__Extrait du texte__
....

Pour sa 2ème apparition au cinéma, James Bond frappe encore plus fort en installant un peu plus les archétypes du mythe. De même, pour sa 2ème réalisation dans la série, Terence YOUNG signe ici un excellent film aux allures et aux références hitchcockiennes.


James Bond est envoyé à Istanbul pour escorter une transfuge soviétique dans son passage à l'Ouest et récupérer un lektor (système russe de déchiffrement). Mais ce que Londres, Moscou et 007 ignorent, c'est que toute l'opération est commanditée par le SPECTRE, soucieux d'extorquer les deux grandes puissances et de venger la mort du Dr No en tuant Bond.


En ce qui concerne les éléments "bondiens" qui se mettent en place avec ce film, citons le trio Bond-M-Moneypenny qui se peaufine, mais aussi l'arrivée du célèbre Q (Desmond LLEWELYN) et de ses gadgets (ici une valise d'auto-défense avec couteau, fumigène et monnaies variées pour soudoyer ou renforcer une couverture de numismate).
Passablement absents du 1er film au profit de l'exotisme, le luxe et le glamour font ici leur entrée: luxe des voitures spacieuses et classiques (traction avant de Citroën entre autres), des lieux (Istanbul antique et Venise), des trains (longue séquence dans le mythique Orient-Express). De plus, le James Bond thème est utilisé judicieusement sur les scènes de remplissage (transitions des personnages d'un lieu à un autre, Bond arrivant à l’hôtel ou s'installant dans sa chambre). Cela donne un certain cachet, spécifique des films bondiens, par rapport aux autres films d'action ou d'espionnage.

....

__Travail à réaliser__
D'après l'extrait, quel acteur incarne le personnage de Q ?

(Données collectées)

....

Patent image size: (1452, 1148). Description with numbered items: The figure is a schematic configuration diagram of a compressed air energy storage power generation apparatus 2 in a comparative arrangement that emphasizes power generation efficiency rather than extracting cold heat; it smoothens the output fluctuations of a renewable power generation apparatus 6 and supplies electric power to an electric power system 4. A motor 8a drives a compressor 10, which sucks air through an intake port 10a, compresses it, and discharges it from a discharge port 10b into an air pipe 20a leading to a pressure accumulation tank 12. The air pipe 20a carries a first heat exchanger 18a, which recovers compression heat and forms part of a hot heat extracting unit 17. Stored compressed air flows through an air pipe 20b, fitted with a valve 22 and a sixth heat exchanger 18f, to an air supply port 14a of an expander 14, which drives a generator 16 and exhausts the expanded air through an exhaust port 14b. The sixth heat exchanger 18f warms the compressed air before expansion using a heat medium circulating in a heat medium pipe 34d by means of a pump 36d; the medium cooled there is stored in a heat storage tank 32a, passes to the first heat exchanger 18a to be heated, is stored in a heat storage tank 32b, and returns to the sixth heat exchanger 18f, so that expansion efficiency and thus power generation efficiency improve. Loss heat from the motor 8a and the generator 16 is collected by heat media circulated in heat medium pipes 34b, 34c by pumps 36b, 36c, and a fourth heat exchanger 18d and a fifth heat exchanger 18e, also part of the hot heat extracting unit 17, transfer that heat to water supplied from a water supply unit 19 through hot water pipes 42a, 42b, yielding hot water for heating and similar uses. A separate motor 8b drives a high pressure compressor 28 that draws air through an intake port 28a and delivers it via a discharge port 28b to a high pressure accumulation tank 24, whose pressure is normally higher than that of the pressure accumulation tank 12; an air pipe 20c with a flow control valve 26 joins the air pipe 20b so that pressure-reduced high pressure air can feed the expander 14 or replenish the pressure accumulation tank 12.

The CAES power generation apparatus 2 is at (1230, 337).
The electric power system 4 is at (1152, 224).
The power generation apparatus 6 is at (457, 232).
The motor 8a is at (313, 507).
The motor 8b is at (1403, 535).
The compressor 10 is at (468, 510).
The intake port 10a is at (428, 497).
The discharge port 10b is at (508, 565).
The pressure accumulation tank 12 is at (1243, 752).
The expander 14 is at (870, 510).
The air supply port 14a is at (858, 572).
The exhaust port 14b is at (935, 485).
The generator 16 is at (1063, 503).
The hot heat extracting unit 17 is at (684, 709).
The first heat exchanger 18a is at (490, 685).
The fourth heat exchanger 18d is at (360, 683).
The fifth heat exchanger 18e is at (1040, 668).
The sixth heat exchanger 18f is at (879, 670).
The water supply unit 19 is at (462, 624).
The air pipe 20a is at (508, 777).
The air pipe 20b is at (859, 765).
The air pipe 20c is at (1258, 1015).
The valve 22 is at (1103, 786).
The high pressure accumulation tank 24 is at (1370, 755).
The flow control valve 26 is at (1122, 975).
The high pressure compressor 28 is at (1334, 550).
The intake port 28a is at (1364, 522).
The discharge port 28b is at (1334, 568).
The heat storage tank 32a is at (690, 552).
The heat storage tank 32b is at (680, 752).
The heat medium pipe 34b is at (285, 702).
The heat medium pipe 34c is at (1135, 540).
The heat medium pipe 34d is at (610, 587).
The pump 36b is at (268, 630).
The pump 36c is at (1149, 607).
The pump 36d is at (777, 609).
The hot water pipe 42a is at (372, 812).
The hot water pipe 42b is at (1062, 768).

....

__Résultat obtenu__
Desmond LLEWELYN.